▶ Task instructions: Each line containing the word "或同意的超过实到会有选举权党员的半数" must be collected.

** START OF Items **

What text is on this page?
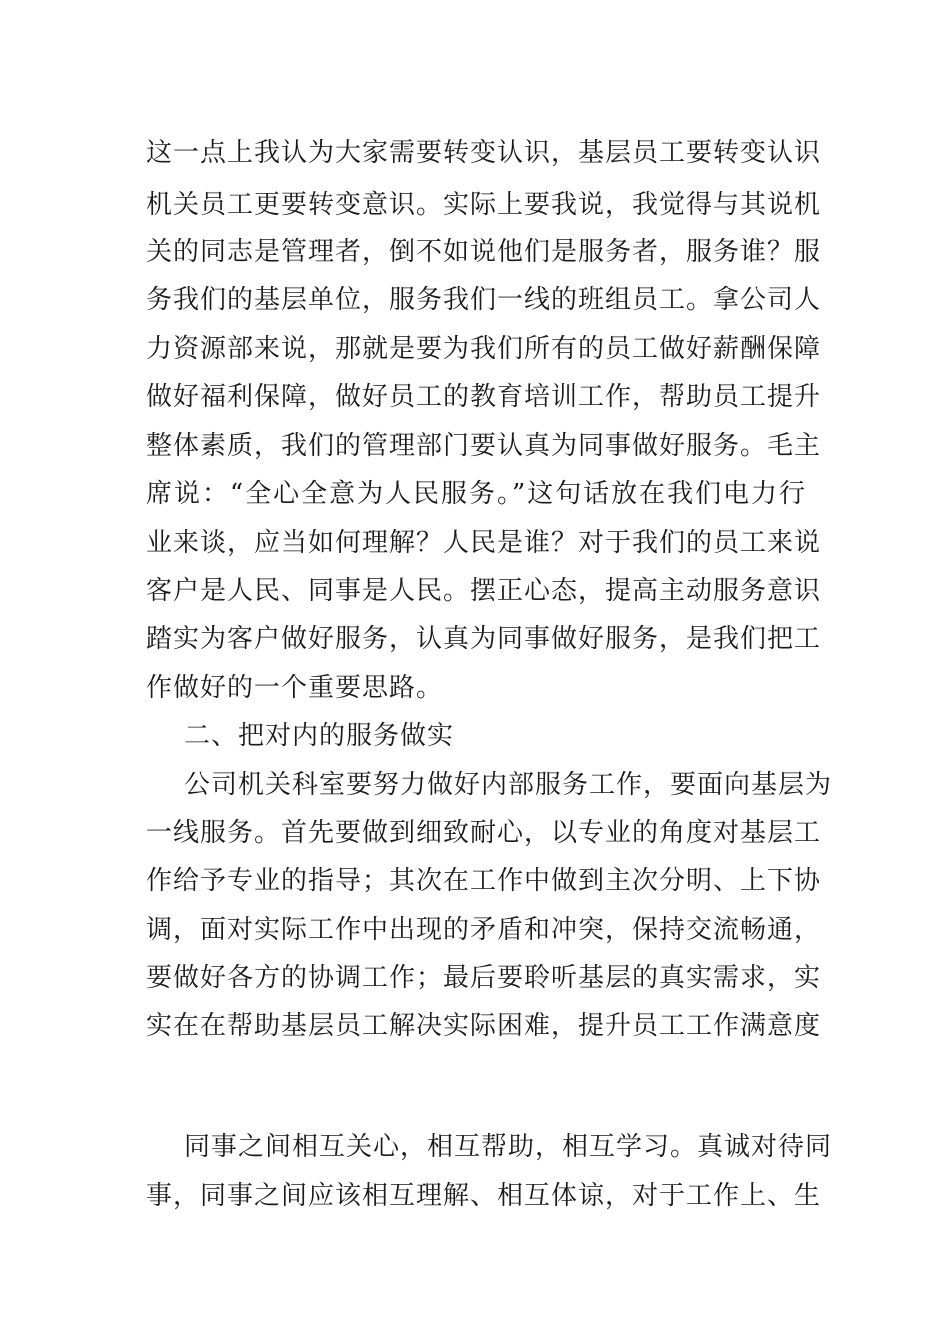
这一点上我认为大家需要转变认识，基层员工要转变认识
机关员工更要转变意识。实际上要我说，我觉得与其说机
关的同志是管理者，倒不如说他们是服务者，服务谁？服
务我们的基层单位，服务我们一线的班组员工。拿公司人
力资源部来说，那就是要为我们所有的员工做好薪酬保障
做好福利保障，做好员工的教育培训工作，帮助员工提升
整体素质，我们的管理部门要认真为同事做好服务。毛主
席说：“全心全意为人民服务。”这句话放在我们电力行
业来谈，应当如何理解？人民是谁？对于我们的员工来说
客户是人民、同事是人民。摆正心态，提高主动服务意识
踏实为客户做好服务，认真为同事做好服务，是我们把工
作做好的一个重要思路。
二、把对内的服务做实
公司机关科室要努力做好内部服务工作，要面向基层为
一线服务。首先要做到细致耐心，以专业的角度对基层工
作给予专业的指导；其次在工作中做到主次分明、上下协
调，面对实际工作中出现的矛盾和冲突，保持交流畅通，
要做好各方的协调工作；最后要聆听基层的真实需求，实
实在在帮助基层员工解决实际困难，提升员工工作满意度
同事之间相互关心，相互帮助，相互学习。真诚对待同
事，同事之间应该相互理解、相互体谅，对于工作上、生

** END OF Items **
** START OF Items **

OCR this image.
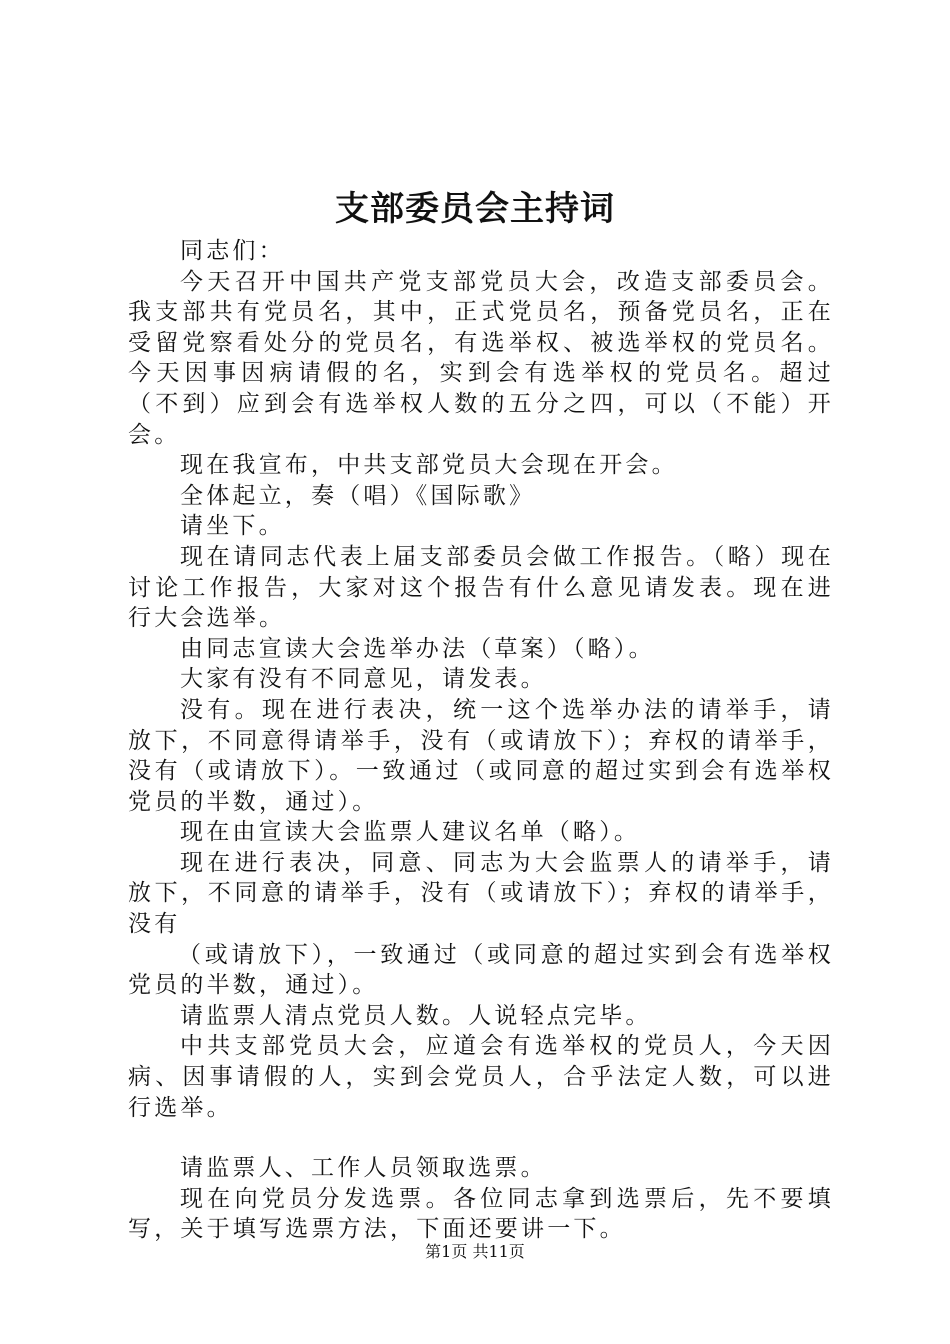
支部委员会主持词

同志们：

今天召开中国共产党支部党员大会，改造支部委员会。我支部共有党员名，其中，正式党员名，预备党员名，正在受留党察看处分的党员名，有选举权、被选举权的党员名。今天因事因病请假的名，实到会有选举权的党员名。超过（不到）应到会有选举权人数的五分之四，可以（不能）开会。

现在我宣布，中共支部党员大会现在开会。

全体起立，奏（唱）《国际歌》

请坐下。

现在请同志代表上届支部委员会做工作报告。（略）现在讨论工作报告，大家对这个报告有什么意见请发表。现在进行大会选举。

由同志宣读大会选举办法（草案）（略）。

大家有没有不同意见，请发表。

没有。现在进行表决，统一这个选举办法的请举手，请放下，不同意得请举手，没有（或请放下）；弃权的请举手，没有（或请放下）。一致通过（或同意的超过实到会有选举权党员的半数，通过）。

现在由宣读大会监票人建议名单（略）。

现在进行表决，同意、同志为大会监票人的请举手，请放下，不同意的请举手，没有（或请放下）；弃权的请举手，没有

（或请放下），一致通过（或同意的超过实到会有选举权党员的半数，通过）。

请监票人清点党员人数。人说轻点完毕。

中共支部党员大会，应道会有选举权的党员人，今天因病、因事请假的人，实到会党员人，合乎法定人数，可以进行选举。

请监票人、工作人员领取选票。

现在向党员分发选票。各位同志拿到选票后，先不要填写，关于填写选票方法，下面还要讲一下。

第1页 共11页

** END OF Items **

▶ Answer to this task:
没有。现在进行表决，统一这个选举办法的请举手，请放下，不同意得请举手，没有（或请放下）；弃权的请举手，没有（或请放下）。一致通过（或同意的超过实到会有选举权党员的半数，通过）。
（或请放下），一致通过（或同意的超过实到会有选举权党员的半数，通过）。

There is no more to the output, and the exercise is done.